- GIVEN INSTRUCTION A -
In the Soleimani text, reproduce the stretch from "by Ralitsa Trifonova" through "brink of war.", swapping "Islamic Republic" for "Iranian state".
- GIVEN INSTRUCTION B -
Answer these questions from the Soleimani text:
(i) On what date was Soleimani assassinated?
(ii) In what month and year did Washington impose its first sanctions on Iran?
(iii) In what year was the U.S. withdrawal from Iraq completed?
- GIVEN INSTRUCTION C -
Does the Soleimani text support each statement? Answer yes or no and quote the deciding words.
(i) Soleimani commanded the IRGC Quds Force.
(ii) The USA officially sided with Iran during the Iran-Iraq war.
(iii) Marian Karagyozov is based in Istanbul.

- TEXT SHOWN -

Qassem Soleimani’s Assassination and Its Aftermath

by Ralitsa Trifonova & Marian Karagyozov


If the assassination of Major General Qassem Soleimani, the powerful commander of the Iranian Revolutionary Guards Corps (IRGC) Quds Force, on 3 January 2020, was intended to forcefully bring Iran to the negotiating table for a new deal with the USA, then its masterminds should have made wiser calculations. The annihilation of one of the most influential and respected figures not only in Iran but the entire Middle East was a serious blow to the Islamic Republic. But instead of being fatal for the rulers in Tehran, it brought the entire region to the brink of war.

Relations between Iran and the USA have been progressively worsening since the 1979 Islamic Revolution that overthrew the U.S.-supported Shah Pahlavi. Washington imposed its first sanctions on Iran in November that same year after a group of students seized the American embassy in Tehran and took its personnel hostage.

* Ralitsa Trifonova is currently working for an organisation specialising in open source intelligence for anti-money laundering and counter-terrorism purposes.

** Marian Karagyozov is based in Istanbul as a Bulgarian National Radio Turkey correspondent.

However, throughout the years, this negative tendency has been interrupted when the interests of the two countries overlapped. The USA supplied weapons to Iran during the Iran-Iraq war, even though it officially sided with Iraq. In the aftermath of 9/11, Iran supported the U.S. invasion in Afghanistan, provided valuable intelligence about the Taliban and arrested and deported hundreds of Al-Qaeda and Taliban fighters who had found shelter in the country. (Sadat & Hughes, 2010) Pragmatism prevailed over ideology, and both countries demonstrated that they could cooperate on issues of mutual interest while disagreeing in other areas. This was evident during the U.S. withdrawal from Iraq, which was completed in 2011 (where Soleimani proper played an instrumental role), the fight against ISIS and the signature of the Joint Comprehensive Plan of Action (JCPOA) about the Iranian nuclear program.

What went wrong?

- MATERIAL -
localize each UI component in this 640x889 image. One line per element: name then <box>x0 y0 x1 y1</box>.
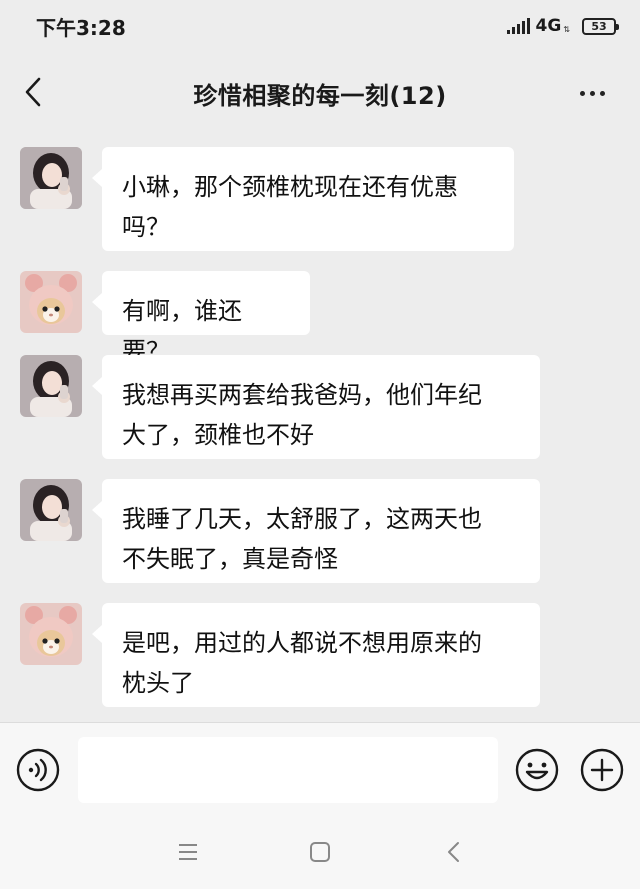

- EXERCISE OUTPUT A -
by Ralitsa Trifonova & Marian Karagyozov


If the assassination of Major General Qassem Soleimani, the powerful commander of the Iranian Revolutionary Guards Corps (IRGC) Quds Force, on 3 January 2020, was intended to forcefully bring Iran to the negotiating table for a new deal with the USA, then its masterminds should have made wiser calculations. The annihilation of one of the most influential and respected figures not only in Iran but the entire Middle East was a serious blow to the Iranian state. But instead of being fatal for the rulers in Tehran, it brought the entire region to the brink of war.

- EXERCISE OUTPUT B -
(i) 3 January 2020
(ii) November 1979
(iii) 2011

- EXERCISE OUTPUT C -
(i) Yes: "the powerful commander of the Iranian Revolutionary Guards Corps (IRGC) Quds Force"
(ii) No: "even though it officially sided with Iraq"
(iii) Yes: "Marian Karagyozov is based in Istanbul"